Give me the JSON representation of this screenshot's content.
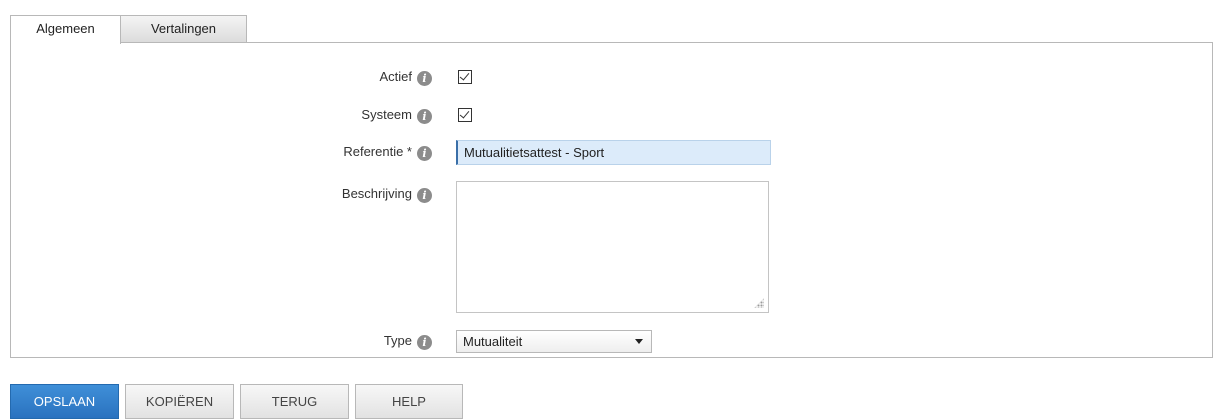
{
  "tabs": [
    {
      "label": "Algemeen",
      "active": true
    },
    {
      "label": "Vertalingen",
      "active": false
    }
  ],
  "form": {
    "actief": {
      "label": "Actief",
      "checked": true
    },
    "systeem": {
      "label": "Systeem",
      "checked": true
    },
    "referentie": {
      "label": "Referentie *",
      "value": "Mutualitietsattest - Sport"
    },
    "beschrijving": {
      "label": "Beschrijving",
      "value": ""
    },
    "type": {
      "label": "Type",
      "selected": "Mutualiteit"
    }
  },
  "icons": {
    "info": "info-icon",
    "info_glyph": "i",
    "checkbox": "check-icon",
    "dropdown": "chevron-down-icon"
  },
  "buttons": {
    "save": "OPSLAAN",
    "copy": "KOPIËREN",
    "back": "TERUG",
    "help": "HELP"
  },
  "colors": {
    "primary_button": "#2f7fcb",
    "input_focus_bg": "#dcebfa",
    "info_icon": "#8c8c8c",
    "border": "#b8b8b8"
  }
}
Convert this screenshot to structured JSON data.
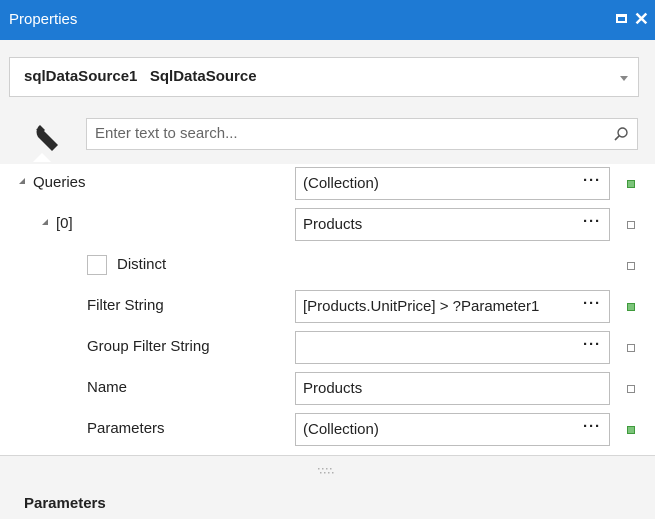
....
- WRITTEN INSTRUCTION: Copy all the data exactly as written, but skip any picture.

- COMPLETED EXERCISE:
Give me the JSON representation of this screenshot's content.
{
  "tabs": [
    {
      "label": "Algemeen",
      "active": true
    },
    {
      "label": "Vertalingen",
      "active": false
    }
  ],
  "form": {
    "actief": {
      "label": "Actief",
      "checked": true
    },
    "systeem": {
      "label": "Systeem",
      "checked": true
    },
    "referentie": {
      "label": "Referentie *",
      "value": "Mutualitietsattest - Sport"
    },
    "beschrijving": {
      "label": "Beschrijving",
      "value": ""
    },
    "type": {
      "label": "Type",
      "selected": "Mutualiteit"
    }
  },
  "icons": {
    "info": "info-icon",
    "info_glyph": "i",
    "checkbox": "check-icon",
    "dropdown": "chevron-down-icon"
  },
  "buttons": {
    "save": "OPSLAAN",
    "copy": "KOPIËREN",
    "back": "TERUG",
    "help": "HELP"
  },
  "colors": {
    "primary_button": "#2f7fcb",
    "input_focus_bg": "#dcebfa",
    "info_icon": "#8c8c8c",
    "border": "#b8b8b8"
  }
}
Convert this screenshot to structured JSON data.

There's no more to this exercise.